▸ **Objective**
Select the lines that contain "title" and copy each of them.

▸ **Provided data**
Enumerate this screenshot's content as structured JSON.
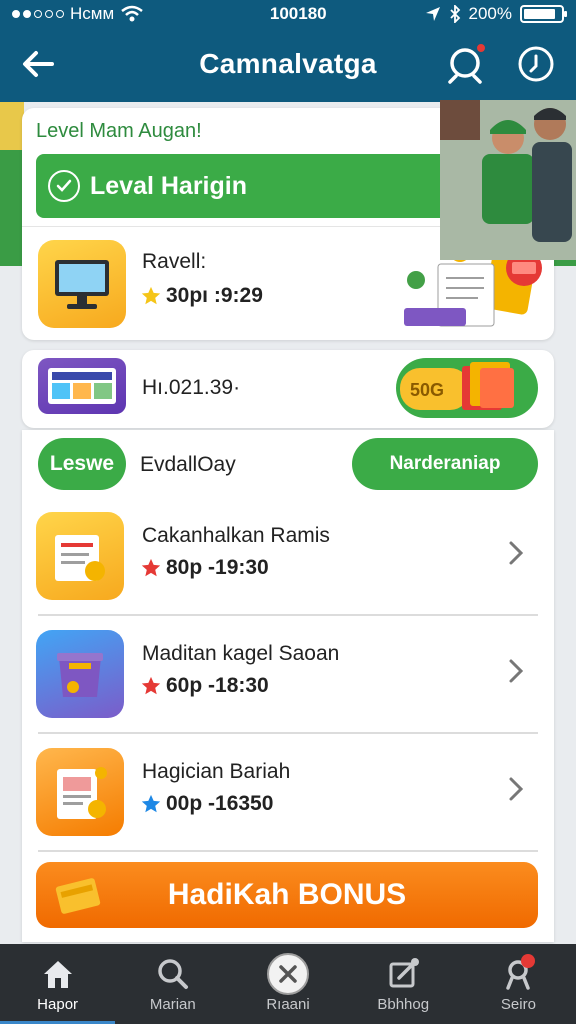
{
  "status_bar": {
    "carrier": "Hcмм",
    "time": "100180",
    "battery": "200%",
    "battery_level": 0.85,
    "icons": [
      "signal-dots-icon",
      "wifi-icon",
      "location-icon",
      "bluetooth-icon",
      "battery-icon"
    ]
  },
  "header": {
    "title": "Camnalvatga",
    "icons": [
      "back-arrow-icon",
      "search-icon",
      "info-icon"
    ]
  },
  "level_card": {
    "heading": "Level Mam Augan!",
    "banner_label": "Leval Harigin",
    "row": {
      "title": "Ravell:",
      "meta": "30pı :9:29",
      "icon": "monitor-icon",
      "star_color": "#f5c518"
    }
  },
  "promo_row": {
    "text": "Hı.021.39·",
    "icon": "gallery-icon",
    "badge": "50G"
  },
  "filter": {
    "left_pill": "Leswe",
    "label": "EvdallOay",
    "right_pill": "Narderaniap"
  },
  "tasks": [
    {
      "title": "Cakanhalkan Ramis",
      "meta": "80p -19:30",
      "icon": "document-coin-icon",
      "star_color": "#e53935"
    },
    {
      "title": "Maditan kagel Saoan",
      "meta": "60p -18:30",
      "icon": "box-icon",
      "star_color": "#e53935"
    },
    {
      "title": "Hagician Bariah",
      "meta": "00p -16350",
      "icon": "receipt-icon",
      "star_color": "#1e88e5"
    }
  ],
  "bonus_button": {
    "label": "HadiKah BONUS",
    "icon": "ticket-icon"
  },
  "bottom_nav": [
    {
      "label": "Hapor",
      "icon": "home-icon",
      "active": true
    },
    {
      "label": "Marian",
      "icon": "search-icon",
      "active": false
    },
    {
      "label": "Rıaani",
      "icon": "close-circle-icon",
      "active": false
    },
    {
      "label": "Bbhhog",
      "icon": "edit-icon",
      "active": false
    },
    {
      "label": "Seiro",
      "icon": "profile-icon",
      "active": false
    }
  ],
  "colors": {
    "header": "#0e5a7e",
    "green": "#3bab47",
    "orange": "#f57c00",
    "nav_bg": "#2b2f33"
  }
}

▸ **Answer below**
    "title": "Camnalvatga",
      "title": "Ravell:",
      "title": "Cakanhalkan Ramis",
      "title": "Maditan kagel Saoan",
      "title": "Hagician Bariah",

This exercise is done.